Action item A
List every dollar amount that appears in the Ameriprise news item.
Action item B
Write a continuation of the Ameriprise news item, starting after its last sentence.

Supplied text
■ ■ ■ ■

Nov 28 Ameriprise Financial Inc has
expanded its adviser force in Illinois and New Jersey with two
veteran teams from top U.S. brokerages Bank of America Merrill
Lynch and Morgan Stanley Wealth Management.
The new advisers, who managed a combined $370 million in
client assets at their old firms, moved in mid-November.
"Ameriprise gave us the opportunity for all of our clients
to do more financial planning," said Illinois-based adviser Ziv
Ohel in an interview on Wednesday.
Ohel, who has worked in the industry for two decades, moved
to Ameriprise from Morgan Stanley Wealth Management earlier this
month with his partner, Bill Duncan. The two managed $275
million in client assets at their old firm and generated more
than $2 million in annual revenue last year.
In the roughly two weeks since the advisers made the move,
Duncan said the response from clients has been largely positive.
"It's not an easy decision from our end," he said, referring
to the process of transferring client assets from one firm to
another. "But we're now very comfortable in our relationships
The advisers, based in the Chicago suburb of Deerfield, were
legacy Citigroup Smith Barney advisers who joined Morgan
Stanley Wealth Management after the 2009 merger of Morgan
Stanley's wealth business and Citi's Smith Barney.

■ ■ ■ ■

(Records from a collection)
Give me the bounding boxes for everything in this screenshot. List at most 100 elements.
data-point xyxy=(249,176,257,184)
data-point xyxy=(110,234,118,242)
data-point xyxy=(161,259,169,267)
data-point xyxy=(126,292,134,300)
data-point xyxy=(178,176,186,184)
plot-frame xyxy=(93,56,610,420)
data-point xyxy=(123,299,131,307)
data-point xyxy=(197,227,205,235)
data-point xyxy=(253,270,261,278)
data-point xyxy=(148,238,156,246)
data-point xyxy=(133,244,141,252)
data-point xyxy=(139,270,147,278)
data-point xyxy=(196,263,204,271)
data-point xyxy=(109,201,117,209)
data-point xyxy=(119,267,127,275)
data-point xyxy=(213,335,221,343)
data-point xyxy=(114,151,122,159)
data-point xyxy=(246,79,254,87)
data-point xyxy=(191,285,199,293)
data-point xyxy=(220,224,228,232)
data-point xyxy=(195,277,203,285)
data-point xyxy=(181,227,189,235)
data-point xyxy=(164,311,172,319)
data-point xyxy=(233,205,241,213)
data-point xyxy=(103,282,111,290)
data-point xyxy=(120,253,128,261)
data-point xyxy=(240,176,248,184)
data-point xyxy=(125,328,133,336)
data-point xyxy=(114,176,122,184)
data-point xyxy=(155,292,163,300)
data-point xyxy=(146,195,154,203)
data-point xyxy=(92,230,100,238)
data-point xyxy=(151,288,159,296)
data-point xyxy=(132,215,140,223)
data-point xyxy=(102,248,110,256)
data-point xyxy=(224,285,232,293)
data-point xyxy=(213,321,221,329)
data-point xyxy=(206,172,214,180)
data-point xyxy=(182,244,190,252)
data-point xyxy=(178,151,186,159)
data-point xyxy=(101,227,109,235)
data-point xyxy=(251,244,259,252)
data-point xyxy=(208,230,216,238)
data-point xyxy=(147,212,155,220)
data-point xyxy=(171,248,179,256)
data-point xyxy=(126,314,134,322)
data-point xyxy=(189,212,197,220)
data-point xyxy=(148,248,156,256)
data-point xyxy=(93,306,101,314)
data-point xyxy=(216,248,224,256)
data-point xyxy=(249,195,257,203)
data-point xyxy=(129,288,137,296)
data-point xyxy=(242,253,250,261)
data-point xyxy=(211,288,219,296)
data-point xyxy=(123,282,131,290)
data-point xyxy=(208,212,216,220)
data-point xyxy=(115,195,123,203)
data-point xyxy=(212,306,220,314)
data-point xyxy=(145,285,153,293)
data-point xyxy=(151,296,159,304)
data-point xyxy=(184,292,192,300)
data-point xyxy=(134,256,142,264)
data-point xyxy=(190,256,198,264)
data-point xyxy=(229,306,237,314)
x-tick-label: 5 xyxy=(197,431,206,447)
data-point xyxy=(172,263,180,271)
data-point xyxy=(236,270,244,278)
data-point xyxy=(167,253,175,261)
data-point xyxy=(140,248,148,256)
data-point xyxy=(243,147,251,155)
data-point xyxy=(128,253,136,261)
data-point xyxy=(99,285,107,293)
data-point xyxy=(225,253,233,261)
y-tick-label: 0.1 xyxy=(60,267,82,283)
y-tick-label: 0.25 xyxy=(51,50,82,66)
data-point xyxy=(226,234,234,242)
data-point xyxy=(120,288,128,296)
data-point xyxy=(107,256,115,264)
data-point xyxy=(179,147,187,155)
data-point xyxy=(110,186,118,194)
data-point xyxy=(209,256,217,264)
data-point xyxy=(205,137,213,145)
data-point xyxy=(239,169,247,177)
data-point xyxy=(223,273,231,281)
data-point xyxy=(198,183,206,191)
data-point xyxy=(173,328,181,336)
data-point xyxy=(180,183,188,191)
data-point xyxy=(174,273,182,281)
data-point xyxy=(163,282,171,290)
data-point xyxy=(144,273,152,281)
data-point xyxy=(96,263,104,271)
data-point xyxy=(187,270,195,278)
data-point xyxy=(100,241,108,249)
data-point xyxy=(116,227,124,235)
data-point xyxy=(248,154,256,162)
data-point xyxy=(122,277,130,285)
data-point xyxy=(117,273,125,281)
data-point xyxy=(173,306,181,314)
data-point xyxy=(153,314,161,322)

■ ■ ■ ■

Expected output A
$370 million
$275 million
$2 million

Expected output B
The duo joined Ameriprise's traditional employee
broker-dealer division, which has about 2,300 advisers across
the country. The company also has about 7,500 additional
advisers in its independent channel, which caters to advisers
who also function as business owners.
Also on the move, advisers Levent Bayrasli and Russell Smith
joined Ameriprise' independent channel from Merrill Lynch, the
brokerage owned by Bank of America. The advisers, based
in Branchburg, New Jersey, managed $95 million in client assets
Minneapolis-based Ameriprise had about $344.9 billion in
total client assets under management as of the end of September.
Many of the firm's big broker recruits this year have come from
major U.S. brokerages including Morgan Stanley Wealth
Management, Merrill Lynch and Wells Fargo Advisors.
Morgan Stanley declined to comment on the departures. Bank
of America confirmed the departures but did not comment further.